SET TASK - Could you print every record below exactly as it appears?

— start of THE INPUT —

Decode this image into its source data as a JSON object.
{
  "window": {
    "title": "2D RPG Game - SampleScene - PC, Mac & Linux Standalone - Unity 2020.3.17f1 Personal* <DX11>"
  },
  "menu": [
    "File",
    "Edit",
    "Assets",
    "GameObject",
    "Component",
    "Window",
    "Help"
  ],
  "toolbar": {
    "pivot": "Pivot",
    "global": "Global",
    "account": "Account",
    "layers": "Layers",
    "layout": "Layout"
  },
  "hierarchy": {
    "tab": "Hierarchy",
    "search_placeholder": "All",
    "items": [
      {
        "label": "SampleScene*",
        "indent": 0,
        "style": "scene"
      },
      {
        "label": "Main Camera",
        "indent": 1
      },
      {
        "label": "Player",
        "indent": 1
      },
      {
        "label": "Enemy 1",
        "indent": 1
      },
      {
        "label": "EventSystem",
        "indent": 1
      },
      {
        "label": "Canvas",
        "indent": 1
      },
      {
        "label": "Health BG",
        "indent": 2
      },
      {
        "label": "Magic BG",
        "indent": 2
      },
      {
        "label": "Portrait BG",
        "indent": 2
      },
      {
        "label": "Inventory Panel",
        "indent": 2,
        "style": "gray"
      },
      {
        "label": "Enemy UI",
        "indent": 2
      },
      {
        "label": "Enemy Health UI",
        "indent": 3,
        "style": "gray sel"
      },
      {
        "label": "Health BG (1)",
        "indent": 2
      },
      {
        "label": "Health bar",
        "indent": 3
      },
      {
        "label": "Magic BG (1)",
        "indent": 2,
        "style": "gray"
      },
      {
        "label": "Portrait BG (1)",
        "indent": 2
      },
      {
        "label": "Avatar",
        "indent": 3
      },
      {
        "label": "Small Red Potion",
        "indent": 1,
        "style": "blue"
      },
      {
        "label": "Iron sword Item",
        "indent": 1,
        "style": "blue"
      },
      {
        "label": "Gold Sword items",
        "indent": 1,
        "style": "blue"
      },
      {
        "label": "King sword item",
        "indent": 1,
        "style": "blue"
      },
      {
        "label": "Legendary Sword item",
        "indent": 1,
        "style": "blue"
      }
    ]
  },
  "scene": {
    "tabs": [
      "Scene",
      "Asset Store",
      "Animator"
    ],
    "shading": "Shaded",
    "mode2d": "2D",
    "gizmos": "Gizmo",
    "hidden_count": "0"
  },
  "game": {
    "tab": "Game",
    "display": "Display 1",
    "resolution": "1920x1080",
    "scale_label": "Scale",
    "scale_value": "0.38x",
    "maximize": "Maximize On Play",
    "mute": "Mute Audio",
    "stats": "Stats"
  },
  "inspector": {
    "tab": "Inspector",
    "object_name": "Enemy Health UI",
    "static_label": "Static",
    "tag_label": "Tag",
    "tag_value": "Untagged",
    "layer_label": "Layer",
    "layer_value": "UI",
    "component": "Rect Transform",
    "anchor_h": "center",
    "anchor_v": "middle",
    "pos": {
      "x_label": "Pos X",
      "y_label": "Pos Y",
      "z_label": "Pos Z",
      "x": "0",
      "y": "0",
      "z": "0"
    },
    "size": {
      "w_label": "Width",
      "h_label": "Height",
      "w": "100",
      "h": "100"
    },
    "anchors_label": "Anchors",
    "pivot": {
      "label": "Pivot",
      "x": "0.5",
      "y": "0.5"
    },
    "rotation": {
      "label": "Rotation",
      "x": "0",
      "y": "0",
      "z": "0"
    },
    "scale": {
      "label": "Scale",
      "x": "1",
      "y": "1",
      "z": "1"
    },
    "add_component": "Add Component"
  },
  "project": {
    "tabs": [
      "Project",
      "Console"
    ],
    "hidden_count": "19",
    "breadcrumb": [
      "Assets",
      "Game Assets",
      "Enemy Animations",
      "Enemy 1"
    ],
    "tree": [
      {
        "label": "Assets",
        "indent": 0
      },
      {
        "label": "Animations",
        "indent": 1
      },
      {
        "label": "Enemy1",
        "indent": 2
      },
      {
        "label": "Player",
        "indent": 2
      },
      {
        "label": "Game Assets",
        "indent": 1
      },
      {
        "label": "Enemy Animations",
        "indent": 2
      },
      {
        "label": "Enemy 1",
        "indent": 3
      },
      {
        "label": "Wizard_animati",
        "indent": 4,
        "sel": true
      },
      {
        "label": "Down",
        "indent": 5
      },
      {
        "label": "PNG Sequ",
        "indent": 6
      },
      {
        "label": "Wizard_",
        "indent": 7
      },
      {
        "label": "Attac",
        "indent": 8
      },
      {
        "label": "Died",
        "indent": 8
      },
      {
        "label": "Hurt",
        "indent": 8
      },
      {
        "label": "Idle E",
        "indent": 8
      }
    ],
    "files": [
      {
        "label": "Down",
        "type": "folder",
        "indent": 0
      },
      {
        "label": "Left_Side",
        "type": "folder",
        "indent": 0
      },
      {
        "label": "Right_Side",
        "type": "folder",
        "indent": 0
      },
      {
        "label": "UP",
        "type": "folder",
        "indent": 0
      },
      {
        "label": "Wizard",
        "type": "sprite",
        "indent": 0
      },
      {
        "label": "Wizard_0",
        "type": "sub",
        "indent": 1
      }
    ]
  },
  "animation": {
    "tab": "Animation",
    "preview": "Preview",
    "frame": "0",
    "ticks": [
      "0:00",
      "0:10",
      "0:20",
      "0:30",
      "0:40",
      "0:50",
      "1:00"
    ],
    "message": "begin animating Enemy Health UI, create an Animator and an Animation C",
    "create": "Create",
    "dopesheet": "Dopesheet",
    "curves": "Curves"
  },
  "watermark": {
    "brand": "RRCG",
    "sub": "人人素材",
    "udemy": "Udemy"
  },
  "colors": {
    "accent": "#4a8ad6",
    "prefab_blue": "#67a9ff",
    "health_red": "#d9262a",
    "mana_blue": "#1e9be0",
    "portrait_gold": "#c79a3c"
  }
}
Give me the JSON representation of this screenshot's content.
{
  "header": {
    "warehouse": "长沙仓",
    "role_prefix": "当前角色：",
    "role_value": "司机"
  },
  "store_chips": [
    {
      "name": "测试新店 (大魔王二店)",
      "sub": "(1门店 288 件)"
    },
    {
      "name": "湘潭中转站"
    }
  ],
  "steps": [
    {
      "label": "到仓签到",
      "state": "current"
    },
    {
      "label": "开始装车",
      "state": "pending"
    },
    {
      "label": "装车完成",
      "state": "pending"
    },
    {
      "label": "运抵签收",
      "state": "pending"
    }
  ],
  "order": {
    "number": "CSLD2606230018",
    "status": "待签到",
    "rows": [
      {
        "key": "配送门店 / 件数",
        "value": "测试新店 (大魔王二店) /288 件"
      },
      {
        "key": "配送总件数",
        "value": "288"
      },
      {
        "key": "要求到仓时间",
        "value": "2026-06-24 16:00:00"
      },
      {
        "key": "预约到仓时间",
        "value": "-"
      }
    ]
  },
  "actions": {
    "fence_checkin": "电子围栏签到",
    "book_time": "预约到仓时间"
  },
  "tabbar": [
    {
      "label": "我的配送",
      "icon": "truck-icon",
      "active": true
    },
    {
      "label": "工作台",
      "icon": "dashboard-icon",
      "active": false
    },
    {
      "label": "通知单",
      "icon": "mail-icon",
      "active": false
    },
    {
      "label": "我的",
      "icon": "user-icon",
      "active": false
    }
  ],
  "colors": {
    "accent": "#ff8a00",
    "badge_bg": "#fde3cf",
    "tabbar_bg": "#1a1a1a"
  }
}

— end of THE INPUT —

TASK SOLUTION -
Decode this image into its source data as a JSON object.
{
  "window": {
    "title": "2D RPG Game - SampleScene - PC, Mac & Linux Standalone - Unity 2020.3.17f1 Personal* <DX11>"
  },
  "menu": [
    "File",
    "Edit",
    "Assets",
    "GameObject",
    "Component",
    "Window",
    "Help"
  ],
  "toolbar": {
    "pivot": "Pivot",
    "global": "Global",
    "account": "Account",
    "layers": "Layers",
    "layout": "Layout"
  },
  "hierarchy": {
    "tab": "Hierarchy",
    "search_placeholder": "All",
    "items": [
      {
        "label": "SampleScene*",
        "indent": 0,
        "style": "scene"
      },
      {
        "label": "Main Camera",
        "indent": 1
      },
      {
        "label": "Player",
        "indent": 1
      },
      {
        "label": "Enemy 1",
        "indent": 1
      },
      {
        "label": "EventSystem",
        "indent": 1
      },
      {
        "label": "Canvas",
        "indent": 1
      },
      {
        "label": "Health BG",
        "indent": 2
      },
      {
        "label": "Magic BG",
        "indent": 2
      },
      {
        "label": "Portrait BG",
        "indent": 2
      },
      {
        "label": "Inventory Panel",
        "indent": 2,
        "style": "gray"
      },
      {
        "label": "Enemy UI",
        "indent": 2
      },
      {
        "label": "Enemy Health UI",
        "indent": 3,
        "style": "gray sel"
      },
      {
        "label": "Health BG (1)",
        "indent": 2
      },
      {
        "label": "Health bar",
        "indent": 3
      },
      {
        "label": "Magic BG (1)",
        "indent": 2,
        "style": "gray"
      },
      {
        "label": "Portrait BG (1)",
        "indent": 2
      },
      {
        "label": "Avatar",
        "indent": 3
      },
      {
        "label": "Small Red Potion",
        "indent": 1,
        "style": "blue"
      },
      {
        "label": "Iron sword Item",
        "indent": 1,
        "style": "blue"
      },
      {
        "label": "Gold Sword items",
        "indent": 1,
        "style": "blue"
      },
      {
        "label": "King sword item",
        "indent": 1,
        "style": "blue"
      },
      {
        "label": "Legendary Sword item",
        "indent": 1,
        "style": "blue"
      }
    ]
  },
  "scene": {
    "tabs": [
      "Scene",
      "Asset Store",
      "Animator"
    ],
    "shading": "Shaded",
    "mode2d": "2D",
    "gizmos": "Gizmo",
    "hidden_count": "0"
  },
  "game": {
    "tab": "Game",
    "display": "Display 1",
    "resolution": "1920x1080",
    "scale_label": "Scale",
    "scale_value": "0.38x",
    "maximize": "Maximize On Play",
    "mute": "Mute Audio",
    "stats": "Stats"
  },
  "inspector": {
    "tab": "Inspector",
    "object_name": "Enemy Health UI",
    "static_label": "Static",
    "tag_label": "Tag",
    "tag_value": "Untagged",
    "layer_label": "Layer",
    "layer_value": "UI",
    "component": "Rect Transform",
    "anchor_h": "center",
    "anchor_v": "middle",
    "pos": {
      "x_label": "Pos X",
      "y_label": "Pos Y",
      "z_label": "Pos Z",
      "x": "0",
      "y": "0",
      "z": "0"
    },
    "size": {
      "w_label": "Width",
      "h_label": "Height",
      "w": "100",
      "h": "100"
    },
    "anchors_label": "Anchors",
    "pivot": {
      "label": "Pivot",
      "x": "0.5",
      "y": "0.5"
    },
    "rotation": {
      "label": "Rotation",
      "x": "0",
      "y": "0",
      "z": "0"
    },
    "scale": {
      "label": "Scale",
      "x": "1",
      "y": "1",
      "z": "1"
    },
    "add_component": "Add Component"
  },
  "project": {
    "tabs": [
      "Project",
      "Console"
    ],
    "hidden_count": "19",
    "breadcrumb": [
      "Assets",
      "Game Assets",
      "Enemy Animations",
      "Enemy 1"
    ],
    "tree": [
      {
        "label": "Assets",
        "indent": 0
      },
      {
        "label": "Animations",
        "indent": 1
      },
      {
        "label": "Enemy1",
        "indent": 2
      },
      {
        "label": "Player",
        "indent": 2
      },
      {
        "label": "Game Assets",
        "indent": 1
      },
      {
        "label": "Enemy Animations",
        "indent": 2
      },
      {
        "label": "Enemy 1",
        "indent": 3
      },
      {
        "label": "Wizard_animati",
        "indent": 4,
        "sel": true
      },
      {
        "label": "Down",
        "indent": 5
      },
      {
        "label": "PNG Sequ",
        "indent": 6
      },
      {
        "label": "Wizard_",
        "indent": 7
      },
      {
        "label": "Attac",
        "indent": 8
      },
      {
        "label": "Died",
        "indent": 8
      },
      {
        "label": "Hurt",
        "indent": 8
      },
      {
        "label": "Idle E",
        "indent": 8
      }
    ],
    "files": [
      {
        "label": "Down",
        "type": "folder",
        "indent": 0
      },
      {
        "label": "Left_Side",
        "type": "folder",
        "indent": 0
      },
      {
        "label": "Right_Side",
        "type": "folder",
        "indent": 0
      },
      {
        "label": "UP",
        "type": "folder",
        "indent": 0
      },
      {
        "label": "Wizard",
        "type": "sprite",
        "indent": 0
      },
      {
        "label": "Wizard_0",
        "type": "sub",
        "indent": 1
      }
    ]
  },
  "animation": {
    "tab": "Animation",
    "preview": "Preview",
    "frame": "0",
    "ticks": [
      "0:00",
      "0:10",
      "0:20",
      "0:30",
      "0:40",
      "0:50",
      "1:00"
    ],
    "message": "begin animating Enemy Health UI, create an Animator and an Animation C",
    "create": "Create",
    "dopesheet": "Dopesheet",
    "curves": "Curves"
  },
  "watermark": {
    "brand": "RRCG",
    "sub": "人人素材",
    "udemy": "Udemy"
  },
  "colors": {
    "accent": "#4a8ad6",
    "prefab_blue": "#67a9ff",
    "health_red": "#d9262a",
    "mana_blue": "#1e9be0",
    "portrait_gold": "#c79a3c"
  }
}
Give me the JSON representation of this screenshot's content.
{
  "header": {
    "warehouse": "长沙仓",
    "role_prefix": "当前角色：",
    "role_value": "司机"
  },
  "store_chips": [
    {
      "name": "测试新店 (大魔王二店)",
      "sub": "(1门店 288 件)"
    },
    {
      "name": "湘潭中转站"
    }
  ],
  "steps": [
    {
      "label": "到仓签到",
      "state": "current"
    },
    {
      "label": "开始装车",
      "state": "pending"
    },
    {
      "label": "装车完成",
      "state": "pending"
    },
    {
      "label": "运抵签收",
      "state": "pending"
    }
  ],
  "order": {
    "number": "CSLD2606230018",
    "status": "待签到",
    "rows": [
      {
        "key": "配送门店 / 件数",
        "value": "测试新店 (大魔王二店) /288 件"
      },
      {
        "key": "配送总件数",
        "value": "288"
      },
      {
        "key": "要求到仓时间",
        "value": "2026-06-24 16:00:00"
      },
      {
        "key": "预约到仓时间",
        "value": "-"
      }
    ]
  },
  "actions": {
    "fence_checkin": "电子围栏签到",
    "book_time": "预约到仓时间"
  },
  "tabbar": [
    {
      "label": "我的配送",
      "icon": "truck-icon",
      "active": true
    },
    {
      "label": "工作台",
      "icon": "dashboard-icon",
      "active": false
    },
    {
      "label": "通知单",
      "icon": "mail-icon",
      "active": false
    },
    {
      "label": "我的",
      "icon": "user-icon",
      "active": false
    }
  ],
  "colors": {
    "accent": "#ff8a00",
    "badge_bg": "#fde3cf",
    "tabbar_bg": "#1a1a1a"
  }
}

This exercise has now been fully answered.